Pull out each line of the data that includes the word "label".

# Start of MATERIAL FOR THIS TASK

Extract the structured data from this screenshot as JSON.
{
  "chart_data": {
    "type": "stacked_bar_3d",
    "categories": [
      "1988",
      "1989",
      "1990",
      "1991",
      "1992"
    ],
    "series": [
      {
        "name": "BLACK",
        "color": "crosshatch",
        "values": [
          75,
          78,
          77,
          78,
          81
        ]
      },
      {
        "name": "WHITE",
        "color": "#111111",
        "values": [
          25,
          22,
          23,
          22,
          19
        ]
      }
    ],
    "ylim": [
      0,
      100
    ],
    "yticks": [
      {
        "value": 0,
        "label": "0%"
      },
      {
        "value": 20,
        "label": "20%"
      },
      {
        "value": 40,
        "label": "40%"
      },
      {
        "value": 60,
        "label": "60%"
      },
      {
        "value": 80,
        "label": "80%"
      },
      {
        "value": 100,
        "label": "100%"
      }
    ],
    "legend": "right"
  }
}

# End of MATERIAL FOR THIS TASK

- RIGHT ANSWER
        "label": "0%"
        "label": "20%"
        "label": "40%"
        "label": "60%"
        "label": "80%"
        "label": "100%"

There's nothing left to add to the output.